Dataset rows:
** start **

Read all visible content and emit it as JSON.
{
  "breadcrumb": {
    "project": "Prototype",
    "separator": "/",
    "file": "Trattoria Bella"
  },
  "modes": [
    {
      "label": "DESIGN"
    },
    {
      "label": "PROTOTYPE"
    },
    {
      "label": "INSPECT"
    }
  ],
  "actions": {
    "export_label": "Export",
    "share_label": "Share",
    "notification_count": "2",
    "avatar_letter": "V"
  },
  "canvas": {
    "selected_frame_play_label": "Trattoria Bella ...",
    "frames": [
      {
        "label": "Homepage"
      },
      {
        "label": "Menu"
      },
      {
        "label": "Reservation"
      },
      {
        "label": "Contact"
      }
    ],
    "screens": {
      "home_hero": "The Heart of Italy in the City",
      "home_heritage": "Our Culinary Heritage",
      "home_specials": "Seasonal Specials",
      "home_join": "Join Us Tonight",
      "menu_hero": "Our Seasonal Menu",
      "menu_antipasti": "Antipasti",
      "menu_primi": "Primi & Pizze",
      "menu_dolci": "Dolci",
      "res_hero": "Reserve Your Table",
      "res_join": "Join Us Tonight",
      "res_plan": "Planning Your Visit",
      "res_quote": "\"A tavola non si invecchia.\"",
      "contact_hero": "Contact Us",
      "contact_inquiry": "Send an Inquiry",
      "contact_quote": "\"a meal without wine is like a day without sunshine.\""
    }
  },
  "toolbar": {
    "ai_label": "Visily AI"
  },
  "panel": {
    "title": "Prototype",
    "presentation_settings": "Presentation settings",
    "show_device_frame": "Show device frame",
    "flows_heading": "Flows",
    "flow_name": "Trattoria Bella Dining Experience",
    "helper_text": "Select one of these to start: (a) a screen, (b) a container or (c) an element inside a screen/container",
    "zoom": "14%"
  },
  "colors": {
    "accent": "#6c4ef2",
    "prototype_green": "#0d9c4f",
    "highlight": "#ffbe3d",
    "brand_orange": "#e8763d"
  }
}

** end **

Written instruction: Filter the entries and copy out every line with the word "Your".

Full answer:
      "res_hero": "Reserve Your Table",
      "res_plan": "Planning Your Visit",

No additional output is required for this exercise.